- **To be done**: Find the string "version" in the listing and report every line that has it.

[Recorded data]
###

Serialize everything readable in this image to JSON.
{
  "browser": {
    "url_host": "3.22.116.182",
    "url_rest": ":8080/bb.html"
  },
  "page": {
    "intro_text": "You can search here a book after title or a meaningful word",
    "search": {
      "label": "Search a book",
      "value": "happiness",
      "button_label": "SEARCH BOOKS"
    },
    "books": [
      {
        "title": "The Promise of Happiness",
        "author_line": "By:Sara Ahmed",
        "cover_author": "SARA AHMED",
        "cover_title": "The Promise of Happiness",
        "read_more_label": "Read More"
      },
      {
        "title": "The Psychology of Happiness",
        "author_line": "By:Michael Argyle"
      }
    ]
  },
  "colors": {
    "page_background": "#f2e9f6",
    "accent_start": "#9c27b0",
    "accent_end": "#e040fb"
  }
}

###

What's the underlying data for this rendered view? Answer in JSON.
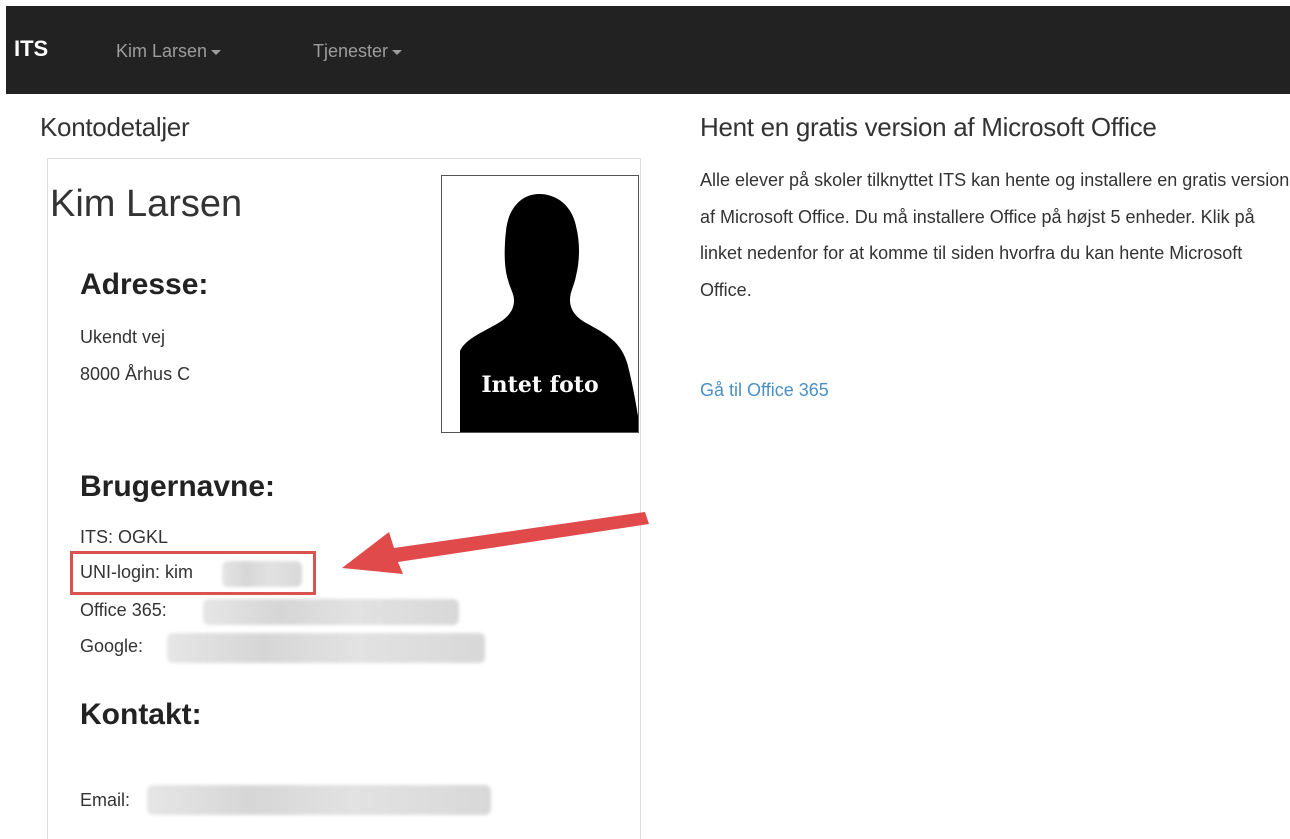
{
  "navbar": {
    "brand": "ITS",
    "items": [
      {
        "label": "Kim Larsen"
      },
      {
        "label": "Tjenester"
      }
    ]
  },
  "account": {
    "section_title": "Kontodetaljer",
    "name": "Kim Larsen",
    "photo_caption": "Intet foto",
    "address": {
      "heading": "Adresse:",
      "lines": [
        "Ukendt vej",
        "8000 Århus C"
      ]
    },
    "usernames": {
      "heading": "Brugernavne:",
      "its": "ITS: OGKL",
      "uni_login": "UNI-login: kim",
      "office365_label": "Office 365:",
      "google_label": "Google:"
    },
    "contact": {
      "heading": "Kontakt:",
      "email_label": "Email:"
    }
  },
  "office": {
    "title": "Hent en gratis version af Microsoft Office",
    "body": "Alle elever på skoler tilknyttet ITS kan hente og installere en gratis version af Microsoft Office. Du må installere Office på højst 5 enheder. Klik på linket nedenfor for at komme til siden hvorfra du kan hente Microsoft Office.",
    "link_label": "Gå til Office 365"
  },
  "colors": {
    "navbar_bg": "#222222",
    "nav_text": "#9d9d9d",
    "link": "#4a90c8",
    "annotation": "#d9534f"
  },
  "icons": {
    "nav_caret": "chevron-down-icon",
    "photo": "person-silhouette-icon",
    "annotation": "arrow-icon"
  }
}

###

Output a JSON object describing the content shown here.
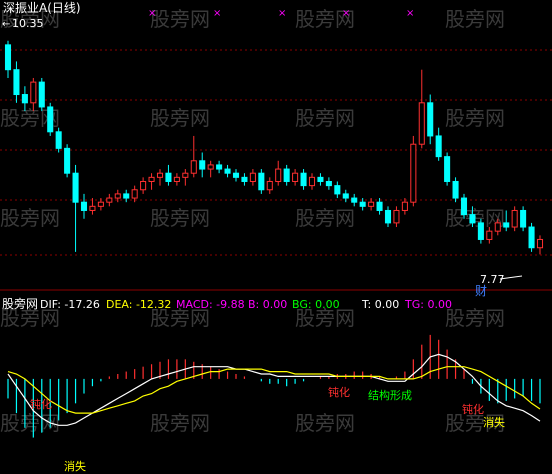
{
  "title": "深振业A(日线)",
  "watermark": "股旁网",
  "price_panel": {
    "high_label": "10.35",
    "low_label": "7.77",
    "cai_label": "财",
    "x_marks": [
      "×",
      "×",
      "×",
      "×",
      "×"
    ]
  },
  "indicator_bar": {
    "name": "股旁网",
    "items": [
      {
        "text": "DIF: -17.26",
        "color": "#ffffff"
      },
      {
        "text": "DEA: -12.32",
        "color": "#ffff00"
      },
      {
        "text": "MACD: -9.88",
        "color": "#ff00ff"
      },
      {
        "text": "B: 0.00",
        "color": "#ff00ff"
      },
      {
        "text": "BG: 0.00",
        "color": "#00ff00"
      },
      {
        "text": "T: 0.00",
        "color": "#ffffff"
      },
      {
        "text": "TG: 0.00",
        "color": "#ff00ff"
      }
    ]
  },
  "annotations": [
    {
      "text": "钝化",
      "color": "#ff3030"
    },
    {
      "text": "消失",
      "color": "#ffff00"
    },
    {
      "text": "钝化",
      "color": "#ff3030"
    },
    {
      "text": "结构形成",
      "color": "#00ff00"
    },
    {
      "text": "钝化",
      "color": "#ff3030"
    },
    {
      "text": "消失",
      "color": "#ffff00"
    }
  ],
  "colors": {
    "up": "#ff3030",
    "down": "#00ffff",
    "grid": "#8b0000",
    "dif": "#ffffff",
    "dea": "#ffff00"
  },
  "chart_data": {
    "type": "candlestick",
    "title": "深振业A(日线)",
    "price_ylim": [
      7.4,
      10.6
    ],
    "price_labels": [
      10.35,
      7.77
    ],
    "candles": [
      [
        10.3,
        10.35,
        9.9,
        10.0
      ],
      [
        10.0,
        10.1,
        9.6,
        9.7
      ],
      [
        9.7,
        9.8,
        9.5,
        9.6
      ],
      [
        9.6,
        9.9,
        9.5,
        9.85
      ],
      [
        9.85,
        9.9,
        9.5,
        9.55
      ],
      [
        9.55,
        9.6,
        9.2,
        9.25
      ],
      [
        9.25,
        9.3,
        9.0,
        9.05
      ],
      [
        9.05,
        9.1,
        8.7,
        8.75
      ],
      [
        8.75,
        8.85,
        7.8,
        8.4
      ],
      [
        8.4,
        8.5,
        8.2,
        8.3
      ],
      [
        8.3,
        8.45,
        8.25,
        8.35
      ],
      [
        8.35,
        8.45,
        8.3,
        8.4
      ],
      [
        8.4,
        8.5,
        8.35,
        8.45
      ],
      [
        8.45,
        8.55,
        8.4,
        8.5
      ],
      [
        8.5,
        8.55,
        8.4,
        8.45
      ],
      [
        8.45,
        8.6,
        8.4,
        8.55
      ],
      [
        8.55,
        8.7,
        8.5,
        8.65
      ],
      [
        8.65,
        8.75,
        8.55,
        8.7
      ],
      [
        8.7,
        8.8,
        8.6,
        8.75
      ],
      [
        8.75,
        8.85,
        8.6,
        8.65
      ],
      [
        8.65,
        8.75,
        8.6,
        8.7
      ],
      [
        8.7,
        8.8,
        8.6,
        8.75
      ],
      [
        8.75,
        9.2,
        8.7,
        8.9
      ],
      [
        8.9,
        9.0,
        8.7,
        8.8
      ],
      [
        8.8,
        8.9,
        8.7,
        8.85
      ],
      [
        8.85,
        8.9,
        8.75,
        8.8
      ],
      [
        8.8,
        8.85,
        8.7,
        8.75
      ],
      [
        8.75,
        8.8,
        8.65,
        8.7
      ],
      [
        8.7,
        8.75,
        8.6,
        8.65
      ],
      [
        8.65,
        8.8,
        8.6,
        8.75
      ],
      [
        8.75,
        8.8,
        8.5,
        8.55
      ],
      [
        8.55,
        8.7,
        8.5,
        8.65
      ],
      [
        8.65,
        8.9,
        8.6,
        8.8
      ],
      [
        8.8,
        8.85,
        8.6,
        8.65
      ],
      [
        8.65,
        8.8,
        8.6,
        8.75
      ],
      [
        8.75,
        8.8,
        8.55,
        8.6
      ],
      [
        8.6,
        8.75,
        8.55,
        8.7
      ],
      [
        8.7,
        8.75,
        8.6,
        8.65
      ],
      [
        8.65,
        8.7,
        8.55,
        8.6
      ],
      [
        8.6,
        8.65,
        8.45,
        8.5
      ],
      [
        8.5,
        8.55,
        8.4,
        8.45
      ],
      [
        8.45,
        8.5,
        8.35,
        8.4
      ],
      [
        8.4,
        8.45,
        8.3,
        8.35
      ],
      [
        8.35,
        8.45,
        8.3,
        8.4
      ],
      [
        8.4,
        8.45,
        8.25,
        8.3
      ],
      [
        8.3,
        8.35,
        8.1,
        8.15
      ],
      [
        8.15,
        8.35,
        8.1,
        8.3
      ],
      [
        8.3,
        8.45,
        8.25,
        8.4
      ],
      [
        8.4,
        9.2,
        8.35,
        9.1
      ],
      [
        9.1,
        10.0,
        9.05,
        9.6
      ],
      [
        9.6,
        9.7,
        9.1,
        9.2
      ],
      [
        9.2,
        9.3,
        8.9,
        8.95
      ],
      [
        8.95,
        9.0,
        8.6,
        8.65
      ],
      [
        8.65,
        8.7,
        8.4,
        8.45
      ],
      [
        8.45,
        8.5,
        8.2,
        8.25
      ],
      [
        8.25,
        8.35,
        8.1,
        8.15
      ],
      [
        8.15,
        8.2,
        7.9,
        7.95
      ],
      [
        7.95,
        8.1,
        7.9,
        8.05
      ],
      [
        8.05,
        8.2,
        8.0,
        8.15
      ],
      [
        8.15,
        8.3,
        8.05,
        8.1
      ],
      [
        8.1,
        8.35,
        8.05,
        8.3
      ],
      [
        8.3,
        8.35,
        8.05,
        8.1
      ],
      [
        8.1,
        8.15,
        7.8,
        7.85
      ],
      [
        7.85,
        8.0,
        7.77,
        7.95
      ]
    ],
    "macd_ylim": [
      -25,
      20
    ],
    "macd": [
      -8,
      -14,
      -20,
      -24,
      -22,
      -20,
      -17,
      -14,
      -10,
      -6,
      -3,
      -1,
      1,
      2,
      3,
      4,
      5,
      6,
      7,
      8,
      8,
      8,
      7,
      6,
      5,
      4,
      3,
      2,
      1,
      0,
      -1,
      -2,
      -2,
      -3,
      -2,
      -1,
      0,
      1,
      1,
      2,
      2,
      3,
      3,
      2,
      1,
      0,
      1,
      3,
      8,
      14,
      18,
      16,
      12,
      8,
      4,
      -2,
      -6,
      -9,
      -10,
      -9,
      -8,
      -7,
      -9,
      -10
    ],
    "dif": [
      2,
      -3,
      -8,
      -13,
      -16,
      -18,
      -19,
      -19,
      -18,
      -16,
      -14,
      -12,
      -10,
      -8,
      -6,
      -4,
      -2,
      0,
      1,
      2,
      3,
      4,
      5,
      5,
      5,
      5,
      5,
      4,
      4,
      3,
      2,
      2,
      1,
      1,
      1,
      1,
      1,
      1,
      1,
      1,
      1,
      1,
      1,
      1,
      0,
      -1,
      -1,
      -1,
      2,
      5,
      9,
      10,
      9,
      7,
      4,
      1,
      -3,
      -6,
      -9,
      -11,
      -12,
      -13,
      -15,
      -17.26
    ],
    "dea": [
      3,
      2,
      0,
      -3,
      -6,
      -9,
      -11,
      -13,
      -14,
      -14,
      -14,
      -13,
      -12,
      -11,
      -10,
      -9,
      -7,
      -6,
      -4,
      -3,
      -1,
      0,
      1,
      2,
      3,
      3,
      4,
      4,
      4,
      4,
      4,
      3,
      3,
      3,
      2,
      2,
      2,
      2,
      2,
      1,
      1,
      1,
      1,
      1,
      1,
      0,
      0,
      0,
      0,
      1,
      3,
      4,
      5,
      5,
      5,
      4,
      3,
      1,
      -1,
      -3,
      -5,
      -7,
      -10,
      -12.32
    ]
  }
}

###

- **Task answer**:
    "title": "Hent en gratis version af Microsoft Office",
    "body": "Alle elever på skoler tilknyttet ITS kan hente og installere en gratis version af Microsoft Office. Du må installere Office på højst 5 enheder. Klik på linket nedenfor for at komme til siden hvorfra du kan hente Microsoft Office.",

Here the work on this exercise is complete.